Consignes
**A)** D'après l'entretien, quelle part des Français aspire au télétravail ?
**B)** Dans les enregistrements, recopiez les lignes telles quelles : commencez à la ligne qui contient "svg-text:a(..): a(..): [829, 120, 834, 124]" et arrêtez-vous après celle qui contient "component M4 g1".

Extrait à lire
--------------------------------------------------
Texte intégral
JEFF WITTENBERG
Bonjour Madame la Ministre. Madame PENICAUD, merci d'être avec nous ce matin.
MURIEL PENICAUD
Bonjour.
JEFF WITTENBERG
En présentant le projet de réforme sur le droit de travail hier aux sénateurs, vous avez affirmé qu'il allait répondre à des besoins de liberté et de sécurité des entreprises et des salariés. Alors la liberté donnée aux entreprises, on la voit à peu près notamment avec le plafonnement des indemnités prud'homales entre autres mesures, en revanche en quoi la sécurité des salariés sera améliorée lorsque votre texte sera adopté ?
MURIEL PENICAUD
Il y a plusieurs éléments qui amélioreront la sécurité des salariés. Le premier, c'est que pour les entreprises, notamment les petites comme pour les salariés, il faut que le droit soit clair, soit simple, sinon il n'est pas accessible. Donc clarifier, simplifier, concentrer la loi sur l'essentiel, c'est aussi pouvoir exercer ses droits. Deuxièmement, il y a un certain nombre de sujets qui aujourd'hui ne sont pas du tout sécurisés. Par exemple le télétravail qui n'était pas prévu avec le code du travail initial, forcément Internet n'existait pas, aujourd'hui n'est pas sécurité. Or 61 % des Français aspirent au télétravail. Ensuite le fait de renforcer le dialogue social au plus près du terrain va permettre aux salariés, à travers leurs organisations syndicales de peser plus sur les décisions de l'entreprise. Donc ça fait beaucoup d'éléments pour les salariés aussi.
JEFF WITTENBERG
Alors il y a un vrai travail de conviction à faire, puisque vous aviez vu il y a quelques semaines, que 60 % des Français interrogés par sondage se déclaraient inquiets par votre projet, notamment parmi les classes populaires, 72 % d'entre elles, est-ce que vous comprenez cette inquiétude et est-ce que vous avez de quoi les rassurer justement ?
MURIEL PENICAUD
Quand on a commencé ce travail, avant la concertation avec le patronat et avec les syndicats de salariés, que nous menons de façon très intense, nous sortons de 48 réunions très approfondies, eh bien je pense que les Français avaient peu d'informations. Donc quand on a peu d'informations, c'est forcément inquiétant.
JEFF WITTENBERG
Ils ont les informations sur le plafonnement des indemnités prud'homales, sur les accords d'entreprises, on va y venir dans un instant.
--------------------------------------------------
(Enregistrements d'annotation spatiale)
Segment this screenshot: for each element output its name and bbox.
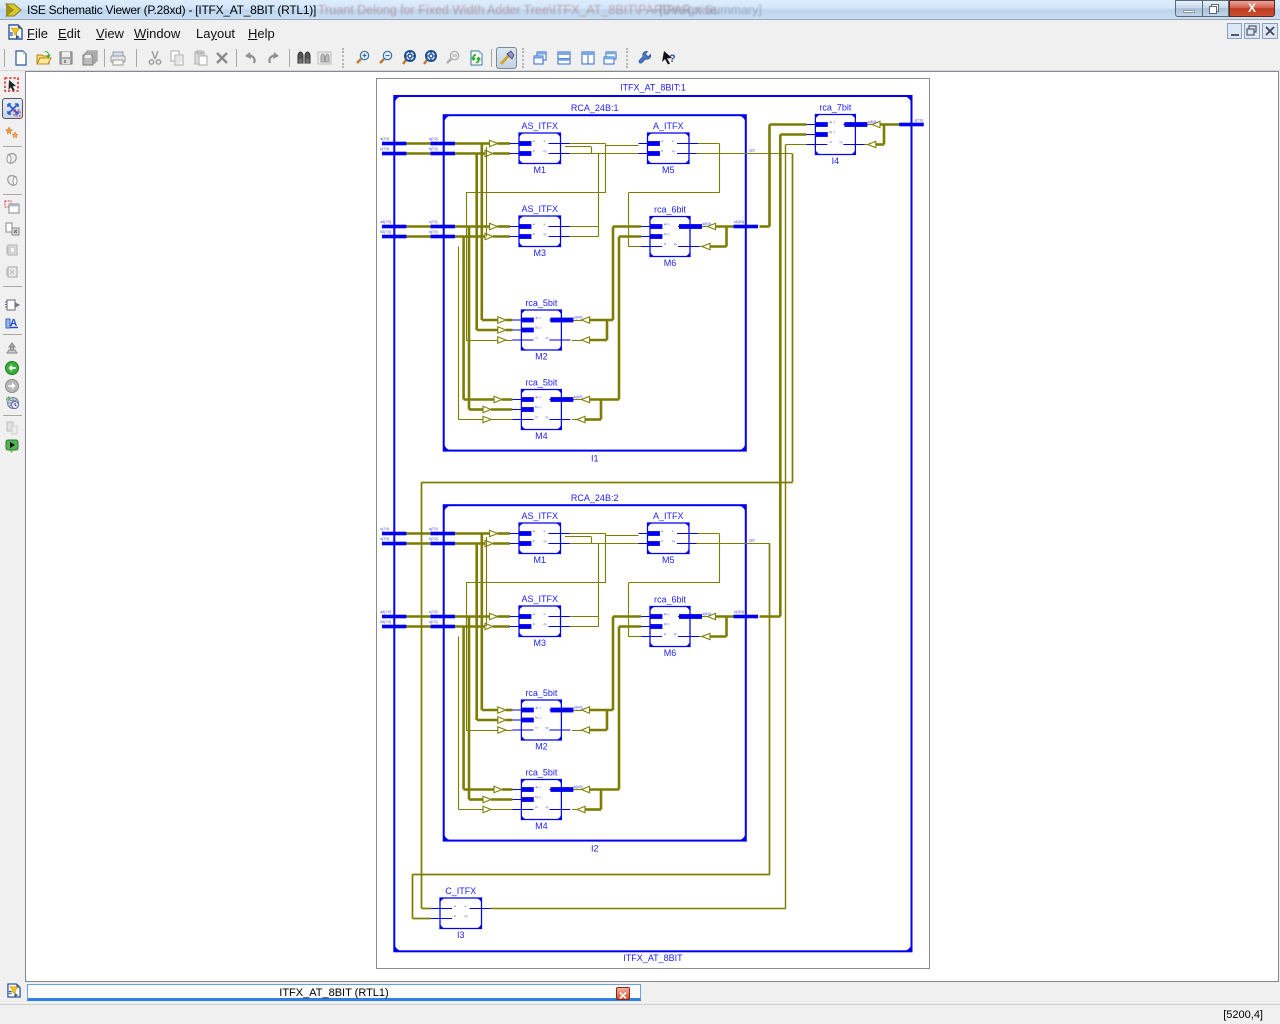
svg-text:a(..): a(..): [829, 120, 834, 124]
arrowhead M3.a g2: [490, 613, 498, 619]
component M5 g2 (A_ITFX): [639, 511, 699, 565]
svg-text:I3: I3: [457, 930, 465, 940]
wire net M1.cy g2: [570, 543, 592, 545]
wire bus M4.cy up g1: [600, 400, 603, 420]
svg-text:cy: cy: [465, 914, 469, 918]
svg-text:s: s: [544, 529, 546, 533]
wire net cy1 down: [792, 154, 794, 483]
toolbar icon paste: [193, 50, 209, 66]
arrowhead M2.a g1: [498, 317, 506, 323]
arrowhead I4.cy: [868, 141, 876, 147]
wire bus M6.a feed g2: [613, 615, 641, 618]
svg-text:a(7:0): a(7:0): [381, 137, 390, 141]
tab close button: [616, 987, 630, 1000]
svg-text:I4: I4: [832, 156, 840, 166]
svg-text:b: b: [662, 539, 664, 543]
toolbar icon copy: [169, 50, 185, 66]
svg-text:a(7:0): a(7:0): [429, 137, 438, 141]
sidebar icon conl: [4, 173, 20, 189]
component I3 (C_ITFX): [431, 886, 491, 940]
svg-text:b(..): b(..): [535, 326, 540, 330]
ISE logo icon: [5, 3, 22, 17]
component M4 g1 (rca_5bit): [512, 378, 582, 442]
wire lead M2.ci g2: [506, 730, 513, 732]
component M2 g2 (rca_5bit): [512, 688, 582, 752]
wire bus c g1: [406, 225, 430, 228]
wire bus M4-M6 g1: [618, 237, 621, 400]
port stub port a2 outer g1: [382, 225, 407, 229]
svg-text:a: a: [662, 529, 664, 533]
arrowhead M4.cy g2: [577, 806, 585, 812]
window title bar: [0, 0, 1280, 20]
toolbar icon refresh: [468, 50, 484, 66]
sidebar icon chiparr: [4, 297, 20, 313]
toolbar icon zoomin: [355, 50, 371, 66]
wire lead M4.b g1: [491, 408, 512, 411]
sidebar separator: [3, 286, 22, 287]
svg-text:cy: cy: [545, 805, 549, 809]
component M2 g1 (rca_5bit): [512, 298, 582, 362]
svg-text:M3: M3: [533, 248, 546, 258]
window title text: [27, 3, 316, 17]
wire bus I4.cy: [876, 143, 884, 146]
port stub port s out g2: [734, 615, 759, 619]
wire lead M2.a g1: [506, 319, 513, 322]
port stub port s out g1: [734, 225, 759, 229]
svg-text:rca_5bit: rca_5bit: [525, 298, 558, 308]
wire net M2.s lead g1: [572, 320, 582, 322]
wire lead b M1 g2: [493, 542, 510, 545]
wire net to M4.ci g2: [459, 809, 484, 811]
wire bus d down g1: [462, 237, 465, 400]
wire lead M4.ci g1: [491, 419, 512, 421]
arrowhead M4.b g1: [483, 406, 491, 412]
wire net M6.ci g2: [628, 636, 641, 638]
wire net M2.ci g1: [466, 340, 498, 342]
svg-text:b(..): b(..): [535, 405, 540, 409]
svg-text:M2: M2: [535, 742, 548, 752]
wire lead M4.a g2: [502, 788, 512, 791]
arrowhead M2.ci g2: [498, 727, 506, 733]
maximize button: [1203, 0, 1229, 17]
wire net jog g1: [591, 147, 593, 154]
component M6 g2 (rca_6bit): [641, 595, 711, 659]
svg-text:rca_5bit: rca_5bit: [525, 768, 558, 778]
svg-text:b(..): b(..): [829, 130, 834, 134]
svg-text:cy: cy: [674, 242, 678, 246]
port stub port c(7:0) outer g2: [382, 532, 407, 536]
toolbar icon tile4: [602, 50, 618, 66]
toolbar separator: [4, 49, 5, 67]
svg-text:ci: ci: [664, 632, 667, 636]
close button: [1229, 0, 1275, 17]
wire net M5g1.cy: [697, 153, 793, 155]
svg-text:d(7:0): d(7:0): [381, 537, 390, 541]
svg-text:a: a: [533, 222, 535, 226]
svg-text:M5: M5: [662, 555, 675, 565]
arrowhead M4.cy g1: [577, 416, 585, 422]
wire bus M6.b feed g1: [619, 235, 641, 238]
wire net M5.a feed g1: [606, 145, 639, 147]
arrowhead M2.cy g2: [582, 727, 590, 733]
svg-text:rca_5bit: rca_5bit: [525, 688, 558, 698]
svg-text:a(..): a(..): [535, 395, 540, 399]
wire net to M6.ci g1: [628, 193, 630, 247]
wire bus s1 up: [768, 125, 771, 227]
arrowhead M6.cy g1: [702, 243, 710, 249]
svg-text:cy: cy: [545, 415, 549, 419]
wire net M6.s lead g2: [699, 616, 708, 618]
svg-text:M4: M4: [535, 431, 548, 441]
svg-text:d(7:0): d(7:0): [429, 230, 438, 234]
wire bus M4.s g2: [590, 788, 620, 791]
wire net M2.cy lead g1: [572, 340, 582, 342]
sidebar icon fwd: [4, 378, 20, 394]
svg-text:s(6:0): s(6:0): [868, 120, 877, 124]
arrowhead M2.s g2: [582, 707, 590, 713]
wire bus d to M3 g1: [455, 235, 485, 238]
sidebar icon abc: [4, 315, 20, 331]
wire bus M2-M6 g2: [612, 617, 615, 711]
wire bus M6.s g2: [716, 615, 736, 618]
wire lead M2.ci g1: [506, 340, 513, 342]
arrowhead M2.cy g1: [582, 337, 590, 343]
wire bus M4.cy g1: [585, 418, 601, 421]
wire bus M4.cy g2: [585, 808, 601, 811]
svg-text:ci: ci: [535, 805, 538, 809]
wire lead a M1 g1: [498, 142, 511, 145]
wire net I4.s lead: [867, 124, 872, 126]
wire bus d down g2: [462, 627, 465, 790]
port stub port d inner g2: [430, 625, 455, 629]
wire bus d to M3 g2: [455, 625, 485, 628]
wire bus c down g2: [468, 617, 471, 800]
svg-text:b(..): b(..): [535, 716, 540, 720]
wire net I3.cy up: [785, 145, 787, 909]
svg-text:a2(7:0): a2(7:0): [381, 220, 391, 224]
toolbar group separator: [342, 48, 344, 68]
toolbar icon find2: [317, 50, 333, 66]
svg-text:c(7:0): c(7:0): [381, 527, 389, 531]
toolbar icon zoomfull: [401, 50, 417, 66]
svg-text:ci: ci: [535, 726, 538, 730]
wire bus b g2: [406, 542, 430, 545]
svg-text:ci: ci: [829, 140, 832, 144]
arrowhead M1.b g1: [485, 150, 493, 156]
wire bus to M2.a g2: [482, 709, 498, 712]
svg-text:b2(7:0): b2(7:0): [381, 620, 391, 624]
svg-text:AS_ITFX: AS_ITFX: [521, 511, 558, 521]
wire net M5.s down g1: [719, 144, 721, 193]
toolbar icon save: [58, 50, 74, 66]
svg-text:s(5:0): s(5:0): [703, 612, 712, 616]
svg-text:rca_6bit: rca_6bit: [654, 205, 687, 215]
svg-text:b: b: [533, 539, 535, 543]
toolbar separator: [491, 49, 492, 67]
MDI close button: [1262, 23, 1278, 39]
svg-text:cy: cy: [839, 140, 843, 144]
svg-text:a: a: [533, 529, 535, 533]
svg-text:s(4:0): s(4:0): [574, 785, 583, 789]
component M3 g1 (AS_ITFX): [510, 204, 570, 258]
svg-text:M6: M6: [664, 258, 677, 268]
wire bus d g1: [406, 235, 430, 238]
svg-text:b(..): b(..): [664, 622, 669, 626]
toolbar icon wrench: [637, 50, 653, 66]
sidebar icon rectsx: [4, 221, 20, 237]
wire bus to M4.a g2: [464, 788, 494, 791]
wire net M1.s g1: [561, 143, 606, 145]
svg-text:rca_7bit: rca_7bit: [819, 103, 852, 113]
wire net M1.s down g2: [605, 534, 607, 583]
wire net cin M4 g2: [458, 637, 460, 810]
sidebar icon select: [4, 77, 20, 93]
toolbar icon tilev: [580, 50, 596, 66]
wire lead M2.b g1: [506, 329, 513, 332]
toolbar icon find: [296, 50, 312, 66]
svg-text:s: s: [465, 904, 467, 908]
svg-text:b: b: [454, 914, 456, 918]
svg-text:c(7:0): c(7:0): [429, 610, 437, 614]
svg-text:b2(7:0): b2(7:0): [381, 230, 391, 234]
sidebar icon winred: [4, 199, 20, 215]
wire net M3.s up g2: [598, 544, 600, 627]
sidebar icon pin: [4, 341, 20, 357]
arrowhead M4.ci g2: [483, 806, 491, 812]
wire net M6.cy lead g2: [699, 636, 702, 638]
toolbar separator: [289, 49, 290, 67]
sidebar icon back: [4, 360, 20, 376]
svg-text:b(..): b(..): [664, 232, 669, 236]
wire net M2.ci g2: [466, 730, 498, 732]
wire net M5.a feed g2: [606, 535, 639, 537]
svg-text:b: b: [533, 232, 535, 236]
wire net cy2 down: [769, 544, 771, 875]
wire bus a to M1 g2: [455, 532, 490, 535]
svg-text:ci: ci: [664, 242, 667, 246]
wire bus M6.a feed g1: [613, 225, 641, 228]
port stub port b2 outer g2: [382, 625, 407, 629]
port stub port c inner g1: [430, 225, 455, 229]
wire bus to M2.b g2: [477, 719, 498, 722]
component M1 g2 (AS_ITFX): [510, 511, 570, 565]
wire lead M4.ci g2: [491, 809, 512, 811]
svg-text:a: a: [454, 904, 456, 908]
toolbar icon undo: [242, 50, 258, 66]
wire bus b to M1 g2: [455, 542, 485, 545]
arrowhead M6.s g1: [708, 223, 716, 229]
wire lead M4.b g2: [491, 798, 512, 801]
sidebar pressed button (fit view): [2, 98, 23, 119]
port stub port c inner g2: [430, 615, 455, 619]
svg-text:a(..): a(..): [535, 706, 540, 710]
wire net M3.s up g1: [598, 154, 600, 237]
bottom tab bar: [0, 982, 1280, 1004]
svg-text:s: s: [544, 222, 546, 226]
svg-text:b(..): b(..): [535, 795, 540, 799]
arrowhead M4.ci g1: [483, 416, 491, 422]
wire bus s2 to I4.b: [780, 133, 806, 136]
svg-text:a2(7:0): a2(7:0): [381, 610, 391, 614]
wire net to M4.ci g1: [459, 419, 484, 421]
svg-text:M2: M2: [535, 352, 548, 362]
wire net M4.s lead g1: [572, 399, 582, 401]
toolbar group separator: [626, 48, 628, 68]
wire net M5.s g2: [697, 533, 720, 535]
wire net M6.s lead g1: [699, 226, 708, 228]
svg-text:rca_6bit: rca_6bit: [654, 595, 687, 605]
wire bus M4-M6 g2: [618, 627, 621, 790]
arrowhead M6.s g2: [708, 613, 716, 619]
svg-text:RCA_24B:1: RCA_24B:1: [571, 103, 619, 113]
svg-text:b(7:0): b(7:0): [429, 537, 438, 541]
minimize button: [1175, 0, 1203, 17]
svg-text:s(4:0): s(4:0): [574, 316, 583, 320]
wire net I3.a: [422, 908, 431, 910]
sidebar icon chipg2: [4, 264, 20, 280]
wire lead M4.a g1: [502, 398, 512, 401]
component M6 g1 (rca_6bit): [641, 205, 711, 269]
wire bus b to M1 g1: [455, 152, 485, 155]
svg-text:s1(5:0): s1(5:0): [734, 610, 744, 614]
toolbar icon print: [110, 50, 126, 66]
port stub port s(7:0): [899, 123, 924, 127]
wire lead d M3 g2: [493, 625, 510, 628]
arrowhead M3.b g1: [485, 233, 493, 239]
toolbar icon helpq: [660, 50, 676, 66]
svg-text:b(7:0): b(7:0): [429, 147, 438, 151]
wire net M1.cy g1: [570, 153, 592, 155]
port stub port b2 outer g1: [382, 235, 407, 239]
svg-text:s22: s22: [749, 539, 755, 543]
wire net cin M4 g1: [458, 247, 460, 420]
port stub port b inner g2: [430, 542, 455, 546]
left sidebar: [0, 71, 25, 982]
wire bus c to M3 g2: [455, 615, 490, 618]
svg-text:s(4:0): s(4:0): [574, 395, 583, 399]
svg-text:s(7:0): s(7:0): [915, 118, 923, 122]
svg-text:a: a: [533, 612, 535, 616]
arrowhead M4.a g2: [494, 786, 502, 792]
wire net M4.cy lead g1: [572, 419, 577, 421]
toolbar icon zoomsel: [422, 50, 438, 66]
port stub port a inner g2: [430, 532, 455, 536]
port stub port d(7:0) outer g2: [382, 542, 407, 546]
outer frame ITFX_AT_8BIT:1: [377, 79, 930, 969]
svg-text:cy: cy: [544, 622, 548, 626]
wire net crossover g1: [466, 192, 606, 194]
wire lead a M1 g2: [498, 532, 511, 535]
wire lead M2.a g2: [506, 709, 513, 712]
sidebar icon conr: [4, 151, 20, 167]
toolbar icon open: [36, 50, 52, 66]
svg-text:M4: M4: [535, 821, 548, 831]
wire bus M6.cy g2: [710, 635, 727, 638]
toolbar icon tileh: [556, 50, 572, 66]
wire net I3.cy: [491, 908, 786, 910]
module ITFX_AT_8BIT boundary: [394, 96, 911, 951]
arrowhead M1.a g1: [490, 140, 498, 146]
svg-text:s: s: [672, 139, 674, 143]
wire bus M6.s g1: [716, 225, 736, 228]
wire bus M6.b feed g2: [619, 625, 641, 628]
wire net jog2 g1: [565, 146, 591, 148]
svg-text:s1(5:0): s1(5:0): [734, 220, 744, 224]
component M3 g2 (AS_ITFX): [510, 594, 570, 648]
toolbar icon del: [214, 50, 230, 66]
port stub port a(7:0) outer g1: [382, 142, 407, 146]
arrowhead M4.s g2: [582, 786, 590, 792]
module RCA_24B:1 boundary: [444, 115, 746, 450]
arrowhead M2.b g2: [498, 717, 506, 723]
wire net jog3 g2: [486, 537, 488, 627]
wire net M2.cy lead g2: [572, 730, 582, 732]
svg-text:I2: I2: [591, 844, 599, 854]
wire net M6.cy lead g1: [699, 246, 702, 248]
wire net jog3 g1: [486, 147, 488, 237]
wire net to M6.ci g2: [628, 583, 630, 637]
sidebar icon chipg1: [4, 242, 20, 258]
svg-text:C_ITFX: C_ITFX: [445, 886, 476, 896]
arrowhead M1.a g2: [490, 530, 498, 536]
wire bus M6.cy g1: [710, 245, 727, 248]
arrowhead M2.s g1: [582, 317, 590, 323]
svg-text:a: a: [662, 139, 664, 143]
menu bar: [0, 21, 1280, 45]
wire net jog g2: [591, 537, 593, 544]
svg-text:ci: ci: [535, 415, 538, 419]
svg-text:cy: cy: [544, 232, 548, 236]
wire bus M6.cy up g1: [725, 227, 728, 247]
svg-text:AS_ITFX: AS_ITFX: [521, 594, 558, 604]
svg-text:cy: cy: [544, 539, 548, 543]
wire bus M4.cy up g2: [600, 790, 603, 810]
toolbar icon zoomgray: [445, 50, 461, 66]
svg-text:A_ITFX: A_ITFX: [653, 511, 684, 521]
wire bus M6.cy up g2: [725, 617, 728, 637]
wire net crossover g2: [466, 582, 606, 584]
wire bus s1 to v: [760, 225, 770, 228]
svg-text:ci: ci: [535, 336, 538, 340]
wire net cy2 across: [413, 874, 770, 876]
wire net M5.s g1: [697, 143, 720, 145]
port stub port b(7:0) outer g1: [382, 152, 407, 156]
toolbar icon zoomout: [378, 50, 394, 66]
arrowhead M3.a g1: [490, 223, 498, 229]
svg-text:a(7:0): a(7:0): [429, 527, 438, 531]
wire bus a down g1: [480, 144, 483, 321]
svg-text:a: a: [533, 139, 535, 143]
sidebar icon stars: [4, 125, 20, 141]
svg-text:?: ?: [669, 53, 676, 65]
wire bus M2.cy up g1: [606, 320, 609, 340]
arrowhead M6.cy g2: [702, 633, 710, 639]
svg-text:s: s: [672, 529, 674, 533]
svg-text:cy: cy: [672, 149, 676, 153]
status bar: [0, 1004, 1280, 1024]
svg-text:rca_5bit: rca_5bit: [525, 378, 558, 388]
MDI restore button: [1244, 23, 1260, 39]
sidebar separator: [3, 194, 22, 195]
wire net M5 to M6 g2: [628, 582, 719, 584]
toolbar pressed button (view hammer): [496, 47, 517, 69]
sidebar icon play: [4, 438, 20, 454]
svg-text:I1: I1: [591, 454, 599, 464]
wire bus s2 up: [779, 135, 782, 617]
component M1 g1 (AS_ITFX): [510, 121, 570, 175]
arrowhead M4.b g2: [483, 796, 491, 802]
sidebar separator: [3, 415, 22, 416]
--------------------------------------------------
Corrigés
**A)** 61 % des Français aspirent au télétravail.

**B)**
svg-text:a(..): a(..): [829, 120, 834, 124]
arrowhead M3.a g2: [490, 613, 498, 619]
component M5 g2 (A_ITFX): [639, 511, 699, 565]
svg-text:I3: I3: [457, 930, 465, 940]
wire net M1.cy g2: [570, 543, 592, 545]
wire bus M4.cy up g1: [600, 400, 603, 420]
svg-text:cy: cy: [465, 914, 469, 918]
svg-text:s: s: [544, 529, 546, 533]
wire net cy1 down: [792, 154, 794, 483]
toolbar icon paste: [193, 50, 209, 66]
arrowhead M2.a g1: [498, 317, 506, 323]
arrowhead I4.cy: [868, 141, 876, 147]
wire bus M6.a feed g2: [613, 615, 641, 618]
svg-text:a(7:0): a(7:0): [381, 137, 390, 141]
tab close button: [616, 987, 630, 1000]
svg-text:I4: I4: [832, 156, 840, 166]
svg-text:b: b: [662, 539, 664, 543]
toolbar icon copy: [169, 50, 185, 66]
svg-text:a(7:0): a(7:0): [429, 137, 438, 141]
sidebar icon conl: [4, 173, 20, 189]
component I3 (C_ITFX): [431, 886, 491, 940]
svg-text:b(..): b(..): [535, 326, 540, 330]
ISE logo icon: [5, 3, 22, 17]
component M4 g1 (rca_5bit): [512, 378, 582, 442]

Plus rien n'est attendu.